Problem 1
Please summarize the LVS page on unmodified realservers in two sentences.

48. LVS: Loadbalancing with unmodified realservers


The requirement to work with modified realservers is one of the differences between LVS and commercial realservers. LVS requires the following modifications -

  • LVS-NAT: default gw has to point to DIP
  • LVS-DR: requires non-arp'ing VIP; default gw cannot be DIP (easy to do)
  • LVS-Tun: requires VIP (which can arp); IPIP decapsulation; default gw cannot be DIP (easy)

In the commercial world, you initially have one server. Then later you want more reliability or throughput and decide you need a loadbalancer in front of several copies of the server. At this stage the configuration of the server is cast in stone by the bureaucrats. The only thing you're allowed to do is make multiple copies of the server (all with the same IP) and go find a loadbalance that will work with this setup. Flexible bureaucrats will allow a different IP on the different realservers, but this is the limit (you aren't allowed to change the default gw). Of course the people who set these requirements, have the money to make their wishes come true.

Alex Rousskov runs a Cacheoff PolyGraph (http://www.web-polygraph.org/) which tests loadbalancers. I wanted to enter an LVS director (he supplies the realservers). One of the requirements was that the realservers not be modified. This left us with LVS-NAT with a 2.0 or 2.2 kernel, which back then was a lot slower than LVS-DR. I didn't enter.

Provided data
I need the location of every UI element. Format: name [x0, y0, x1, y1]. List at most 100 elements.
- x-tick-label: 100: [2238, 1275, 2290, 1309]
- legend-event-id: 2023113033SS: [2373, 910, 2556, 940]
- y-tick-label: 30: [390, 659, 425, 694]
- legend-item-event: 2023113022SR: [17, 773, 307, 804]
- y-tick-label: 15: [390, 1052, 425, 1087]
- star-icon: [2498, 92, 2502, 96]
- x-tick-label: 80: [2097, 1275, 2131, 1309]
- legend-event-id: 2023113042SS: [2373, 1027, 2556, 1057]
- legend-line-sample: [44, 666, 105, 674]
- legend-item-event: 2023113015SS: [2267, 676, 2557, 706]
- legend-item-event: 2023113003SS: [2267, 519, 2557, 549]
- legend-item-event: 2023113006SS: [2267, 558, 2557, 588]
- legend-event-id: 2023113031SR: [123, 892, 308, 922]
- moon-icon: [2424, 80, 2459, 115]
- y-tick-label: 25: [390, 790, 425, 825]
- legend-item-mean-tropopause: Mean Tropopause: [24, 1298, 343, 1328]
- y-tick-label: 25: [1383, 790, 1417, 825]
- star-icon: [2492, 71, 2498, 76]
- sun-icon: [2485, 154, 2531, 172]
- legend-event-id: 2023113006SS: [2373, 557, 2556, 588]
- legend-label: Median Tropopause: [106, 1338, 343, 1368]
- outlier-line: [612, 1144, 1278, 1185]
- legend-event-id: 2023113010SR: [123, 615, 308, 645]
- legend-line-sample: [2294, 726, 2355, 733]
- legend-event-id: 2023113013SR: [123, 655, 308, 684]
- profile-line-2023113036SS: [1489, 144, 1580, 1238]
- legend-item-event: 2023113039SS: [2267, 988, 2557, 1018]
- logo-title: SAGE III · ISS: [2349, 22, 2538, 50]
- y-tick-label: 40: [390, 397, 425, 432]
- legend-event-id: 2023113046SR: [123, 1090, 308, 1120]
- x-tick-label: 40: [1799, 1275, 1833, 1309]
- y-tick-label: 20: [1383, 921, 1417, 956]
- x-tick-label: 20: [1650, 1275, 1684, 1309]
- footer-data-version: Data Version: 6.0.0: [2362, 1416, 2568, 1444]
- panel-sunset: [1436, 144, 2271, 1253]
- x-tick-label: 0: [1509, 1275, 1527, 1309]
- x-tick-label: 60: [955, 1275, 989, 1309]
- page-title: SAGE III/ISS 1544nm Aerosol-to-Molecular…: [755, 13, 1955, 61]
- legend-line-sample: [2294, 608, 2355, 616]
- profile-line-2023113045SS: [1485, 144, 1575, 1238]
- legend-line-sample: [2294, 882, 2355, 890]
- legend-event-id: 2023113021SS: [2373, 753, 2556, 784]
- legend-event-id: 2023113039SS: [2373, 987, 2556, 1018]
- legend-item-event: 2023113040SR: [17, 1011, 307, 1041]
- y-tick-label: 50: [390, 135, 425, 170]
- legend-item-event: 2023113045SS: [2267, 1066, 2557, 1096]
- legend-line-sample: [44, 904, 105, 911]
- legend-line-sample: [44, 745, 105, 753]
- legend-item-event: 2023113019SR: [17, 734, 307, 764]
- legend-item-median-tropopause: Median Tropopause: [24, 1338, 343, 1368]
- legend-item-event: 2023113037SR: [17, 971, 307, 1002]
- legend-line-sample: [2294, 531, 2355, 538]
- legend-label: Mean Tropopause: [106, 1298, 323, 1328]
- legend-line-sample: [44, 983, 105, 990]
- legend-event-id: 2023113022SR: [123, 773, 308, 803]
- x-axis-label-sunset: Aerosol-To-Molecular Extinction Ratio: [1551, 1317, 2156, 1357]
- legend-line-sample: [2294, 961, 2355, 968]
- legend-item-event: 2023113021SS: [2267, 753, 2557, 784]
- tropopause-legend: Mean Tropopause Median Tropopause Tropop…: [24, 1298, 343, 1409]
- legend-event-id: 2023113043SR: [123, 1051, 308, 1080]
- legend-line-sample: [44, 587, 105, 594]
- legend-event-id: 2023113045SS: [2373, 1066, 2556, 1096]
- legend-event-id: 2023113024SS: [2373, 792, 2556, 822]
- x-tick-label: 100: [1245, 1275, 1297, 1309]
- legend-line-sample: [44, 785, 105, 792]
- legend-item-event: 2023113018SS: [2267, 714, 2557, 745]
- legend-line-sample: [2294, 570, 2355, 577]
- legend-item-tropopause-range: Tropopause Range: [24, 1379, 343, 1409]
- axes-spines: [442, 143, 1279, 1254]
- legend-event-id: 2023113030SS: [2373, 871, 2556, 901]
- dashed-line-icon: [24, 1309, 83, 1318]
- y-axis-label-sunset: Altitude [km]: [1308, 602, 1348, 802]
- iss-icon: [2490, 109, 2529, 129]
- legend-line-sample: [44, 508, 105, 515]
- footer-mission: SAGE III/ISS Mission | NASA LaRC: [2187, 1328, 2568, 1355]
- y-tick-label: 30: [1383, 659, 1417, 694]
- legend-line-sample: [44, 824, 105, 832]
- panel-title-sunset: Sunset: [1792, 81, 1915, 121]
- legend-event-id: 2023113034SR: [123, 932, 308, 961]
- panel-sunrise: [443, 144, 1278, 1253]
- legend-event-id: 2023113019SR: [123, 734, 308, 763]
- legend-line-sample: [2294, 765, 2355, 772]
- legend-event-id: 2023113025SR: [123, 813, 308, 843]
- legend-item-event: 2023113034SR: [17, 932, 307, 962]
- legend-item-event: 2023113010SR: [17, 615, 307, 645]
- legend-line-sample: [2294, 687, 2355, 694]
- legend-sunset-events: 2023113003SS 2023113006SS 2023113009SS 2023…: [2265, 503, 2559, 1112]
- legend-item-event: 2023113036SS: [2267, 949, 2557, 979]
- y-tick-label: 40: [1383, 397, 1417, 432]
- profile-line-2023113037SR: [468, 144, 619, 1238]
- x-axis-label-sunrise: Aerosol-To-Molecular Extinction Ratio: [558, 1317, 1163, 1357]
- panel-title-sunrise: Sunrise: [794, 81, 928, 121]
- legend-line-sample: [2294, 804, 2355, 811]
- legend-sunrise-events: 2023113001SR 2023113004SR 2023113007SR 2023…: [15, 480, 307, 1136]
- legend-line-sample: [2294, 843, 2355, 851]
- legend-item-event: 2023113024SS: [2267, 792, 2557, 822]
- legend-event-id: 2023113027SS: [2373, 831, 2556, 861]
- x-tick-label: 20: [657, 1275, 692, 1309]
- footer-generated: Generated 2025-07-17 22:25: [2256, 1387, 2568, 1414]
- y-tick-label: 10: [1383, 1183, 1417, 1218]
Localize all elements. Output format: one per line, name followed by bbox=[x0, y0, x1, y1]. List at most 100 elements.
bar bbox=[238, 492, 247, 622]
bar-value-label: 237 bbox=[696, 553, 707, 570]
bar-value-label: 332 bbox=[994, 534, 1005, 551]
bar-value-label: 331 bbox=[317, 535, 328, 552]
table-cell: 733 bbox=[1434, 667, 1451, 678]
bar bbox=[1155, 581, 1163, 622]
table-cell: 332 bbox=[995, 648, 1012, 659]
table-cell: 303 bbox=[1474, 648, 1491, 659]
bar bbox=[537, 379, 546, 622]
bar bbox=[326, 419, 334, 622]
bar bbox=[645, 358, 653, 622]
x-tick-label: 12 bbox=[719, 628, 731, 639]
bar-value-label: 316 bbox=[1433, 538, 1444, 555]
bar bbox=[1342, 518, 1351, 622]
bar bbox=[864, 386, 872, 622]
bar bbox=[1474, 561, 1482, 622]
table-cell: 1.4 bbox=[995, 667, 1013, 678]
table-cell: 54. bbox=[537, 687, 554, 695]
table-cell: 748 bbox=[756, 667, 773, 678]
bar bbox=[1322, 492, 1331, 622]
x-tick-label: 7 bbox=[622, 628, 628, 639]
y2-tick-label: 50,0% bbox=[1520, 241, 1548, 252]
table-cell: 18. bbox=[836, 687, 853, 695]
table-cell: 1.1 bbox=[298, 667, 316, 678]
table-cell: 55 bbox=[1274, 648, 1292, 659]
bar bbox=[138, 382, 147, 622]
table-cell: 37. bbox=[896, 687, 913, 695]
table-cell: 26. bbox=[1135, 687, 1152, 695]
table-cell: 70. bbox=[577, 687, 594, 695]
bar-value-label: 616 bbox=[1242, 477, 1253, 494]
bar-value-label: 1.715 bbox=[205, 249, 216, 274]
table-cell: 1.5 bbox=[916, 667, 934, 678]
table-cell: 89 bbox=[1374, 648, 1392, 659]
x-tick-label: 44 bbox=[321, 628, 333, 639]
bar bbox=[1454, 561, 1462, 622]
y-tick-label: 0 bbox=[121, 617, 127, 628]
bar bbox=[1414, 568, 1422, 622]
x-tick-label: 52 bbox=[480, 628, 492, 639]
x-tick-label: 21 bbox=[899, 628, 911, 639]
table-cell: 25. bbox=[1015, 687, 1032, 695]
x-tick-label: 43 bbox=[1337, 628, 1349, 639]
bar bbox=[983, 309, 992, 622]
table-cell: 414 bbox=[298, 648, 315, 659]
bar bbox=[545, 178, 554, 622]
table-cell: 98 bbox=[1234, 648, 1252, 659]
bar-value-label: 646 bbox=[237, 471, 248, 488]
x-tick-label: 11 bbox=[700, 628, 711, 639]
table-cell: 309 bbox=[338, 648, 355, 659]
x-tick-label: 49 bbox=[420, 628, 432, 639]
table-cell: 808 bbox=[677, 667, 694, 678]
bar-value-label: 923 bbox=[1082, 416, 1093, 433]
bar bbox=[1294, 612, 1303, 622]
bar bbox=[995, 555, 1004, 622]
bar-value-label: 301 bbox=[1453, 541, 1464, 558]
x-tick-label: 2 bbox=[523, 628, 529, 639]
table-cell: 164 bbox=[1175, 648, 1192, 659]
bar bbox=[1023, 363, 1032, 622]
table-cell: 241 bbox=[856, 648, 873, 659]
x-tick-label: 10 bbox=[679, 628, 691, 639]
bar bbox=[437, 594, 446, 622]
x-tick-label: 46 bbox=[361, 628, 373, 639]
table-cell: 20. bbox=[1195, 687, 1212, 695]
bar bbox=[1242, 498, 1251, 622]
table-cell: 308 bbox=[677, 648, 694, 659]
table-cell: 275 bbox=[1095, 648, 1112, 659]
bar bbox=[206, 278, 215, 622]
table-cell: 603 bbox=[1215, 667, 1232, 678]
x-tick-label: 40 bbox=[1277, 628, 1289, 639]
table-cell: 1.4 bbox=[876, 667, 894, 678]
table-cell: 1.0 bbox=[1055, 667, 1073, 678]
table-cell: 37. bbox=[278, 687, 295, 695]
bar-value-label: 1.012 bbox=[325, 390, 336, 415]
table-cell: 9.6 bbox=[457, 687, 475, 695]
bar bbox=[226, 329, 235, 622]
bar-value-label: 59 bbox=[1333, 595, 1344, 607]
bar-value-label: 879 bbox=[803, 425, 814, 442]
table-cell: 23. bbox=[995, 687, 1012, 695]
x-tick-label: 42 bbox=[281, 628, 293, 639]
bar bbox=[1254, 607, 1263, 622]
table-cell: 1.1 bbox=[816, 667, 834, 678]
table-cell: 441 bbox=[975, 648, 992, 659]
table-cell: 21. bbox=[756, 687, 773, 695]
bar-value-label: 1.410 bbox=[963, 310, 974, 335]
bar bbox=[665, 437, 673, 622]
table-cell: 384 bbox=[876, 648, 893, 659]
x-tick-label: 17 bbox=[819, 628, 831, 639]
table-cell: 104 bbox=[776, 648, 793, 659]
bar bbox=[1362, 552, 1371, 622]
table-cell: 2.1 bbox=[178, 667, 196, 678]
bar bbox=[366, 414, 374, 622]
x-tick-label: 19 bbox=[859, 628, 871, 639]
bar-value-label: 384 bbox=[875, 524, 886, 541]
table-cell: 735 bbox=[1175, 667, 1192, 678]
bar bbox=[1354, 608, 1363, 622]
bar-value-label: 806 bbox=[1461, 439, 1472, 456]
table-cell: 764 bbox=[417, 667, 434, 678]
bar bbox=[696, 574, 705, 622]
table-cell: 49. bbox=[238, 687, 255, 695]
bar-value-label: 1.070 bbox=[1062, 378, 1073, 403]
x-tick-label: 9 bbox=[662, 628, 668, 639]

Problem 2
Reproduce the listing from its first line through the line that contains "- legend-item-event: 2023113015SS: [2267, 676, 2557, 706]", both ends included.

Finished answer 1
LVS needs its realservers modified: with LVS-NAT the default gateway must point to the DIP, LVS-DR needs a non-arp'ing VIP, and LVS-Tun needs a VIP plus IPIP decapsulation. In the commercial world a server's configuration is fixed, so any loadbalancer must work with unmodified copies, and a loadbalancer test with that requirement left only the slower LVS-NAT on a 2.0 or 2.2 kernel, so the writer didn't enter.

Finished answer 2
I need the location of every UI element. Format: name [x0, y0, x1, y1]. List at most 100 elements.
- x-tick-label: 100: [2238, 1275, 2290, 1309]
- legend-event-id: 2023113033SS: [2373, 910, 2556, 940]
- y-tick-label: 30: [390, 659, 425, 694]
- legend-item-event: 2023113022SR: [17, 773, 307, 804]
- y-tick-label: 15: [390, 1052, 425, 1087]
- star-icon: [2498, 92, 2502, 96]
- x-tick-label: 80: [2097, 1275, 2131, 1309]
- legend-event-id: 2023113042SS: [2373, 1027, 2556, 1057]
- legend-line-sample: [44, 666, 105, 674]
- legend-item-event: 2023113015SS: [2267, 676, 2557, 706]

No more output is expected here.